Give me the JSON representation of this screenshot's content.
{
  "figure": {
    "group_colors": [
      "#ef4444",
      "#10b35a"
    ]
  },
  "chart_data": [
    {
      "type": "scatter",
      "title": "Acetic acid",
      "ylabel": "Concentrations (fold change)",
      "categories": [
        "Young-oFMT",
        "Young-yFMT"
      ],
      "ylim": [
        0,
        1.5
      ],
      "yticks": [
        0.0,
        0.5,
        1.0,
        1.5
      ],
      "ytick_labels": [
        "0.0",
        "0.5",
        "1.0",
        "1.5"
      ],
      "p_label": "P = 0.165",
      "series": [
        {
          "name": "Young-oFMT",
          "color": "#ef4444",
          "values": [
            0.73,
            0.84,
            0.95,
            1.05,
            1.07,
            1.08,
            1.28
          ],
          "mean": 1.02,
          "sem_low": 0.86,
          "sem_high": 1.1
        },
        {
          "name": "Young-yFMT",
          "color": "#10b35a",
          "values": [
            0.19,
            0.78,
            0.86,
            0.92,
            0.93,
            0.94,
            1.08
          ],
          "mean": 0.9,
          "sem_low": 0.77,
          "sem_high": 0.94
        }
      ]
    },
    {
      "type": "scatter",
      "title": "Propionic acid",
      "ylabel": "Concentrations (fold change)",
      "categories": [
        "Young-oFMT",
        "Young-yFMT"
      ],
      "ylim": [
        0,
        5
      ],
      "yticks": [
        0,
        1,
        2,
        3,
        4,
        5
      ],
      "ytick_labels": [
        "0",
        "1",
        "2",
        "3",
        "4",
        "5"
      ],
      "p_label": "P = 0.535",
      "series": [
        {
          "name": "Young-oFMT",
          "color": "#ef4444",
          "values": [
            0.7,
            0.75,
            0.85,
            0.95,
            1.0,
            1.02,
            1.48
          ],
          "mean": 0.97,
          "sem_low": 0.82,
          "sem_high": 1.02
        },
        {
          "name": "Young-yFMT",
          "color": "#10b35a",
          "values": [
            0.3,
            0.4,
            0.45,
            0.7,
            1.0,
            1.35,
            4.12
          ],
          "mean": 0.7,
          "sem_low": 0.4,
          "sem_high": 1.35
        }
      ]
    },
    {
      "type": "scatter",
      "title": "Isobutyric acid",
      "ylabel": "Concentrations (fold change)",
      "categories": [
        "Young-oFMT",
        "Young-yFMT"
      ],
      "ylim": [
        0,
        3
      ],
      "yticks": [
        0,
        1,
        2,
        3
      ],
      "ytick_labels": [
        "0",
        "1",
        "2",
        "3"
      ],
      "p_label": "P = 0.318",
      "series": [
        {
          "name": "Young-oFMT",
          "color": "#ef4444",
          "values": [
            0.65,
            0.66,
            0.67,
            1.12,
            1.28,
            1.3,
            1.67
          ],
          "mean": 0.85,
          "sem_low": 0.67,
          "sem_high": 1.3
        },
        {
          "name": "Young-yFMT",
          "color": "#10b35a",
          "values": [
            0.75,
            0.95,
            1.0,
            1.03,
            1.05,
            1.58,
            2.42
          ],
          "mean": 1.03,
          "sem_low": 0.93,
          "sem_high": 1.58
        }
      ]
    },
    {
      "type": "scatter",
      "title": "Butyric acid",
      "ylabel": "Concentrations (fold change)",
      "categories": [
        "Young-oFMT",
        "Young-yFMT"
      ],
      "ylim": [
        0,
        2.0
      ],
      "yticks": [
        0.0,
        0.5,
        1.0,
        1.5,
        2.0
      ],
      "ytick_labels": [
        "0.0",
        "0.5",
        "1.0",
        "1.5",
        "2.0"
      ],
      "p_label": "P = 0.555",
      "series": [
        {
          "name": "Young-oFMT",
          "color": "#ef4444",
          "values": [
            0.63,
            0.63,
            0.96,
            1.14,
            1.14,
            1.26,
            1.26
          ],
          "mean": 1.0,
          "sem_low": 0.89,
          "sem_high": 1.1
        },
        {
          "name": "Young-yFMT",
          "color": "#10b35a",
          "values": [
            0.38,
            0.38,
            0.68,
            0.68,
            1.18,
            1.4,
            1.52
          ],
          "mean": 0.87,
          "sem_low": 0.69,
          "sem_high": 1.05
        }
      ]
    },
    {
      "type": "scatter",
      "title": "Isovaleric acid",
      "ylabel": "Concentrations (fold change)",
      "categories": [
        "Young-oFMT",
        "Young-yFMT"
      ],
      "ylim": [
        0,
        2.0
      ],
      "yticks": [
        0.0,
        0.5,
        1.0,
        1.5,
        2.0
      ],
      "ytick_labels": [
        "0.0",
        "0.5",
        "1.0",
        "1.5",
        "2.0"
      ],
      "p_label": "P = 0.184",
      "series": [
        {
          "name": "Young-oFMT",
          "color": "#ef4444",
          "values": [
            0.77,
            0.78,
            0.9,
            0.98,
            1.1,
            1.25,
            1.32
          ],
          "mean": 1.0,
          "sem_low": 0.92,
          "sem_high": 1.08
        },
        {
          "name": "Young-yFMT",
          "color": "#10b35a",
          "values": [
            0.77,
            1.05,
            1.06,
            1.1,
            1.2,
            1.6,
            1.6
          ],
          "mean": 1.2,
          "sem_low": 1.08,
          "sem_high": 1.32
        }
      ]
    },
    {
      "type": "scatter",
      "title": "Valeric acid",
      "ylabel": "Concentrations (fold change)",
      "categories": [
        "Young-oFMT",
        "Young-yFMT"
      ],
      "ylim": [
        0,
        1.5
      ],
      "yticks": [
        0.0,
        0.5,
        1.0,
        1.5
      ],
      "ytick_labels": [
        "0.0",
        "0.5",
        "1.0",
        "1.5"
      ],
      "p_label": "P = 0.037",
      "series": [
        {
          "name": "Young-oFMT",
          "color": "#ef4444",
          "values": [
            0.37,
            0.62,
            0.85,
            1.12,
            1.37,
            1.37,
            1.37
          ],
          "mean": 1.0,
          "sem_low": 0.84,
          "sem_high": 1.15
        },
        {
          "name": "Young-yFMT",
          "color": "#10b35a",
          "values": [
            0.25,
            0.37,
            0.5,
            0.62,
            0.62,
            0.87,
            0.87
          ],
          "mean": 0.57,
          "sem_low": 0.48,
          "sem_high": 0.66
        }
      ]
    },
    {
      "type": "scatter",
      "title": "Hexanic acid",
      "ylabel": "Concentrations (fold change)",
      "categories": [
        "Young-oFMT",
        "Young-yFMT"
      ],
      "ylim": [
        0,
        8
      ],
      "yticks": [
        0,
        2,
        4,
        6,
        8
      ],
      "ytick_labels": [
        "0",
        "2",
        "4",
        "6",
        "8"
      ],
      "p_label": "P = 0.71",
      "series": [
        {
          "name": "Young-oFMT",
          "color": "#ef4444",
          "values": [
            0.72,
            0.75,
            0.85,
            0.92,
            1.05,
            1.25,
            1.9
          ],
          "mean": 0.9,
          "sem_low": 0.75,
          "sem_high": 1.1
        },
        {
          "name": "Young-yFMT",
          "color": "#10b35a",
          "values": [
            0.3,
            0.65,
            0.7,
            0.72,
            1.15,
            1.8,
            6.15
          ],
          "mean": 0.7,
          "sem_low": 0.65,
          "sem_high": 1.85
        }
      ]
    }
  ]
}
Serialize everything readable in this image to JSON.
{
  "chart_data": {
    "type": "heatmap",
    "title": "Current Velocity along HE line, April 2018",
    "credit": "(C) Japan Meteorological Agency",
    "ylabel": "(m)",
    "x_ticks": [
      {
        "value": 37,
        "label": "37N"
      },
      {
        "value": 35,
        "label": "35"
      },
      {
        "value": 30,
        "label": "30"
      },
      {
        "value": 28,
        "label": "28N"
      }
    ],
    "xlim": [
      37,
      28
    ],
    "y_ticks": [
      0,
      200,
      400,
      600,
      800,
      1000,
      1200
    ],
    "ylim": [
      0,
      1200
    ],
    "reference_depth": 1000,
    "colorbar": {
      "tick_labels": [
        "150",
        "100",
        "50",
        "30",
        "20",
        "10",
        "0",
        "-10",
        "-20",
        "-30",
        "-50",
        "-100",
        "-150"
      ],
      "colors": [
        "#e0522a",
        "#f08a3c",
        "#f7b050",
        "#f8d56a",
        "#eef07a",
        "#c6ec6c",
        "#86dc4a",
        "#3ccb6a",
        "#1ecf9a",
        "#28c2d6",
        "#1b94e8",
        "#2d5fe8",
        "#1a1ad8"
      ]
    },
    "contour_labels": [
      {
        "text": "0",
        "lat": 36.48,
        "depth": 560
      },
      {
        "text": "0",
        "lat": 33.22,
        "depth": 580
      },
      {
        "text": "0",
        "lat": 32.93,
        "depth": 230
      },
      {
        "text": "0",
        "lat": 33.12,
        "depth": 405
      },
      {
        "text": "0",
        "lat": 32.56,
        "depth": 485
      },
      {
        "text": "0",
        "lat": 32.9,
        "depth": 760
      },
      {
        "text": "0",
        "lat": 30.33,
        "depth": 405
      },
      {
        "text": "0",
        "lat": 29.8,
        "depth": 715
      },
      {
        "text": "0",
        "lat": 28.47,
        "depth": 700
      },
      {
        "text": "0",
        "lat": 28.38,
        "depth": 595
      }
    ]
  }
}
-=-=-=-=-
▶ _INSTRUCTIONS FOR THE TASK_: Search the records above for the string "acid". Copy every line that contains it.

▶ _ANSWER FOR THE TASK_:
      "title": "Acetic acid",
      "title": "Propionic acid",
      "title": "Isobutyric acid",
      "title": "Butyric acid",
      "title": "Isovaleric acid",
      "title": "Valeric acid",
      "title": "Hexanic acid",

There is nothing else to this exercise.